··· RECORDS FOR THE EXERCISE

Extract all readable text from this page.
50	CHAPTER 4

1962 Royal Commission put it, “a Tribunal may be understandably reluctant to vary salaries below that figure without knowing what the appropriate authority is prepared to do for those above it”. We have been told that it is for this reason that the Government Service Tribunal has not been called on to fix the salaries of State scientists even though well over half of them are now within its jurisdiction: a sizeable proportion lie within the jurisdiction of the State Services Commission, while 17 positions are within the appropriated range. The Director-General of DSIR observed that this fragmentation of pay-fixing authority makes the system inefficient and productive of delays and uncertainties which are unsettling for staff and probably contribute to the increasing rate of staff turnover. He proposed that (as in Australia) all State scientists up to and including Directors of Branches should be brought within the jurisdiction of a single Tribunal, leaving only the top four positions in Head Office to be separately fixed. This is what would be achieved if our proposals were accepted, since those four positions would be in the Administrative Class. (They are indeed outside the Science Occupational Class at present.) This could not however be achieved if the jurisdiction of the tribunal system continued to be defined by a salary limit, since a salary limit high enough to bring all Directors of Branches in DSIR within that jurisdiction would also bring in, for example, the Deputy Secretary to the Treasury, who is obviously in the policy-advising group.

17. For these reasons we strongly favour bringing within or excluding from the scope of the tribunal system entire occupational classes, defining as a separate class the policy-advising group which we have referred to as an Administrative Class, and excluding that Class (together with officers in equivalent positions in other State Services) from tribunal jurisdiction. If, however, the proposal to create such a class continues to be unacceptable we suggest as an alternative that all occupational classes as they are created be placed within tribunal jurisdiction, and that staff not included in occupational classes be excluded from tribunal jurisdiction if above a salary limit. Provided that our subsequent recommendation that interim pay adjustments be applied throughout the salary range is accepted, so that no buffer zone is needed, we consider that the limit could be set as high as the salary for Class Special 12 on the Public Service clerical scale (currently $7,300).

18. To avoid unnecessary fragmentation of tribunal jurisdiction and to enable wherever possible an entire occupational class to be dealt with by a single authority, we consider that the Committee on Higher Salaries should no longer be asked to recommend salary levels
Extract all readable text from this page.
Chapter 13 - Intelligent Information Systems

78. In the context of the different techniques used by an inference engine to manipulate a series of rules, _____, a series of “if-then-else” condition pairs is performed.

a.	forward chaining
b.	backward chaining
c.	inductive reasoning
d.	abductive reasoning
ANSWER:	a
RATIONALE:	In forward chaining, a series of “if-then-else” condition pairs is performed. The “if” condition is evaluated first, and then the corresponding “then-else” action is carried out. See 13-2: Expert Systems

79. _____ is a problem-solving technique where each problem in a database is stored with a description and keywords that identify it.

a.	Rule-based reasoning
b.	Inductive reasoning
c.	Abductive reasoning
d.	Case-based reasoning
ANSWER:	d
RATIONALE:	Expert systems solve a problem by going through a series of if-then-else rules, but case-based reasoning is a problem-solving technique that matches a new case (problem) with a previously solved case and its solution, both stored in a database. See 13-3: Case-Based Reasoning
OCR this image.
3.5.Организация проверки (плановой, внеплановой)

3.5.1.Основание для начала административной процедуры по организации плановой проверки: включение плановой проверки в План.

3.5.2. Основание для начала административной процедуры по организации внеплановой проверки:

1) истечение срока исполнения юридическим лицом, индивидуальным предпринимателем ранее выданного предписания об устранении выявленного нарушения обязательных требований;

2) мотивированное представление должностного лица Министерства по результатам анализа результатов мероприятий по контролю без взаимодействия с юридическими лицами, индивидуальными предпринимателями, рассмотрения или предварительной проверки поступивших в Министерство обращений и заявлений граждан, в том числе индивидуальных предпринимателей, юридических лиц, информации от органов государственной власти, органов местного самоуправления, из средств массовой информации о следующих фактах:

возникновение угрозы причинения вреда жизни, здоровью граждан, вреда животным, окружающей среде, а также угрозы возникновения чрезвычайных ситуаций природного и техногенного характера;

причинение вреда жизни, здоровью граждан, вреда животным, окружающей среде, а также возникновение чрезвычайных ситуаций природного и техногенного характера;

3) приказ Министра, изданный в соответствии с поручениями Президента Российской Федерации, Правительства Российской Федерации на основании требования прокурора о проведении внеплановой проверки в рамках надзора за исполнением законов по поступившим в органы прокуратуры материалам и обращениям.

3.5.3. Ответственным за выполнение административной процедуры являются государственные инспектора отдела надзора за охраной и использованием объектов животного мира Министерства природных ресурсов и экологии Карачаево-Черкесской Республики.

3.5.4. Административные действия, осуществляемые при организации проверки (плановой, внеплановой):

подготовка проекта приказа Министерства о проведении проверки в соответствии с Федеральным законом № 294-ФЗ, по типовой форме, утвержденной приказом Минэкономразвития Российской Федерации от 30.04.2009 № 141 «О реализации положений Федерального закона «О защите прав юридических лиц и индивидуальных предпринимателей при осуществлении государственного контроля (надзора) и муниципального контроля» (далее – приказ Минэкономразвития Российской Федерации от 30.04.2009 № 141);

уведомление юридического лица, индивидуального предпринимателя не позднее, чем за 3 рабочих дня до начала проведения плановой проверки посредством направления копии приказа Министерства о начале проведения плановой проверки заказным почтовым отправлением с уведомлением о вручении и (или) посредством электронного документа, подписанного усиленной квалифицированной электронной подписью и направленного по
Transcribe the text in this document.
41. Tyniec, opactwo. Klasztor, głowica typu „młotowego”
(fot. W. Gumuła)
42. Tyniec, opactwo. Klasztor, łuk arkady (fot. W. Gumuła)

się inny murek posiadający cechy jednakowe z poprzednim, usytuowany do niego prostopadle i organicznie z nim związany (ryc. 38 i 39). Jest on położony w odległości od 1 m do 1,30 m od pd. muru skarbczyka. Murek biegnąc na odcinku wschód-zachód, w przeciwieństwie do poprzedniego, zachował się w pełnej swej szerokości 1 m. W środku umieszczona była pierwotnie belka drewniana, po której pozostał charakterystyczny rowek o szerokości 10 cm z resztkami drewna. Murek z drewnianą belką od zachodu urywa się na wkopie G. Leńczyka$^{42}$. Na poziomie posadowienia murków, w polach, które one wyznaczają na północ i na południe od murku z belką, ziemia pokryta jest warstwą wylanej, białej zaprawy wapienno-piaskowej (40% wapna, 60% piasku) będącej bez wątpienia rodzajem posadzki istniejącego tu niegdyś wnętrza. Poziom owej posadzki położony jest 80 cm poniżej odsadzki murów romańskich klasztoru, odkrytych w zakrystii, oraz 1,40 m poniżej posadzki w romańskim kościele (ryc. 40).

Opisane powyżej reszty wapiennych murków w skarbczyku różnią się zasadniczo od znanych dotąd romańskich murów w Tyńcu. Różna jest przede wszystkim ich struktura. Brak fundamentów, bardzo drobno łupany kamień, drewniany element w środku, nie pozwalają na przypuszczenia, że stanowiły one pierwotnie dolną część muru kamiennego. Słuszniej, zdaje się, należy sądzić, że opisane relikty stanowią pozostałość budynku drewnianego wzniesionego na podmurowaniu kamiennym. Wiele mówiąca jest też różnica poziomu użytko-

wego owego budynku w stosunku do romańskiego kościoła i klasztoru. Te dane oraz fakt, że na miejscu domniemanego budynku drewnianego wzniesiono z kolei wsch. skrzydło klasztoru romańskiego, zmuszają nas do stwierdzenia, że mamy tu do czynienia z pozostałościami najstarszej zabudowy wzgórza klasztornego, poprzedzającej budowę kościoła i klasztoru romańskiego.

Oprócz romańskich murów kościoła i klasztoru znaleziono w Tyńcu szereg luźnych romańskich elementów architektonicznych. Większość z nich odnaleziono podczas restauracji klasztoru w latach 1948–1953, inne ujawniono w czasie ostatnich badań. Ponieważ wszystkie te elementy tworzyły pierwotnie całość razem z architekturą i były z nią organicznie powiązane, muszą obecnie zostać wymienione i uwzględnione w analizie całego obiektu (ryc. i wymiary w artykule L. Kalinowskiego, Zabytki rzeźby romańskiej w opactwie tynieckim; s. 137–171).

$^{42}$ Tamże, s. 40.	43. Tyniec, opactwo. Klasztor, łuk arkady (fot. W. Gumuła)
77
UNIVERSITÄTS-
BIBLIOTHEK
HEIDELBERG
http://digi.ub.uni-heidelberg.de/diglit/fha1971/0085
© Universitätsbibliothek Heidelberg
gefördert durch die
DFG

······

*WHAT NEEDS TO BE DONE*. Each line that holds the word "based" should be extracted from the records.

*REPLY TO THE EXERCISE*.
a.	Rule-based reasoning
d.	Case-based reasoning
RATIONALE:	Expert systems solve a problem by going through a series of if-then-else rules, but case-based reasoning is a problem-solving technique that matches a new case (problem) with a previously solved case and its solution, both stored in a database. See 13-3: Case-Based Reasoning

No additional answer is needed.